• _Instructions to follow_
Repeat the data that follows, word for word, without the images.

-------- Entries provided --------

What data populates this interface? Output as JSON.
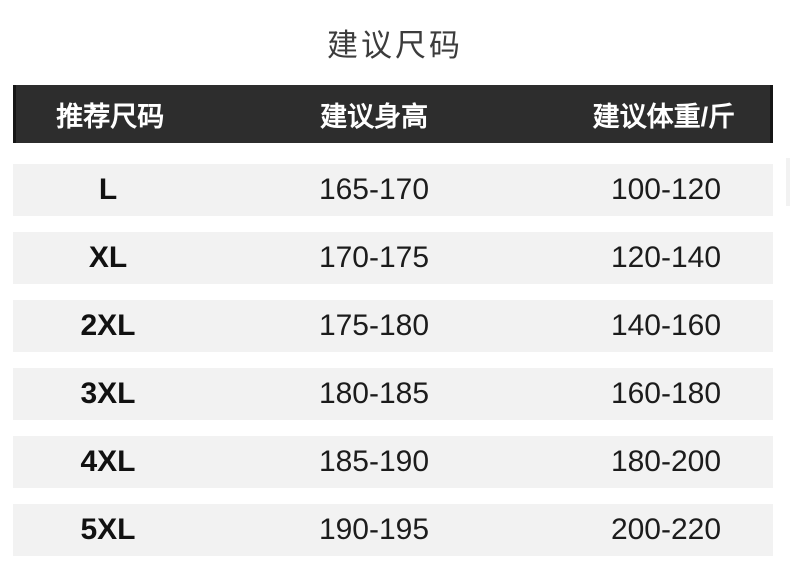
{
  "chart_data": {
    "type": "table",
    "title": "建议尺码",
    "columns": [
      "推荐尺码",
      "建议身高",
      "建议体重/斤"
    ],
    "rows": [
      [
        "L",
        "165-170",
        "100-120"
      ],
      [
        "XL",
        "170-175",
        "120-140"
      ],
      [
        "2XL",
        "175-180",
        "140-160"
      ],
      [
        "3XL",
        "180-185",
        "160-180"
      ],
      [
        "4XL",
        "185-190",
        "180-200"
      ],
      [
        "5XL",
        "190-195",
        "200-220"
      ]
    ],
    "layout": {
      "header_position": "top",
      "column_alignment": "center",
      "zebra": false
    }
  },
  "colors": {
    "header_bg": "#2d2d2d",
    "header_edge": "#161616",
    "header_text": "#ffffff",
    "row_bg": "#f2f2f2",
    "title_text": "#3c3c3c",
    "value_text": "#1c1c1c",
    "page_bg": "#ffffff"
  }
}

--------

• _In response_
What data populates this interface? Output as JSON.
{
  "chart_data": {
    "type": "table",
    "title": "建议尺码",
    "columns": [
      "推荐尺码",
      "建议身高",
      "建议体重/斤"
    ],
    "rows": [
      [
        "L",
        "165-170",
        "100-120"
      ],
      [
        "XL",
        "170-175",
        "120-140"
      ],
      [
        "2XL",
        "175-180",
        "140-160"
      ],
      [
        "3XL",
        "180-185",
        "160-180"
      ],
      [
        "4XL",
        "185-190",
        "180-200"
      ],
      [
        "5XL",
        "190-195",
        "200-220"
      ]
    ],
    "layout": {
      "header_position": "top",
      "column_alignment": "center",
      "zebra": false
    }
  },
  "colors": {
    "header_bg": "#2d2d2d",
    "header_edge": "#161616",
    "header_text": "#ffffff",
    "row_bg": "#f2f2f2",
    "title_text": "#3c3c3c",
    "value_text": "#1c1c1c",
    "page_bg": "#ffffff"
  }
}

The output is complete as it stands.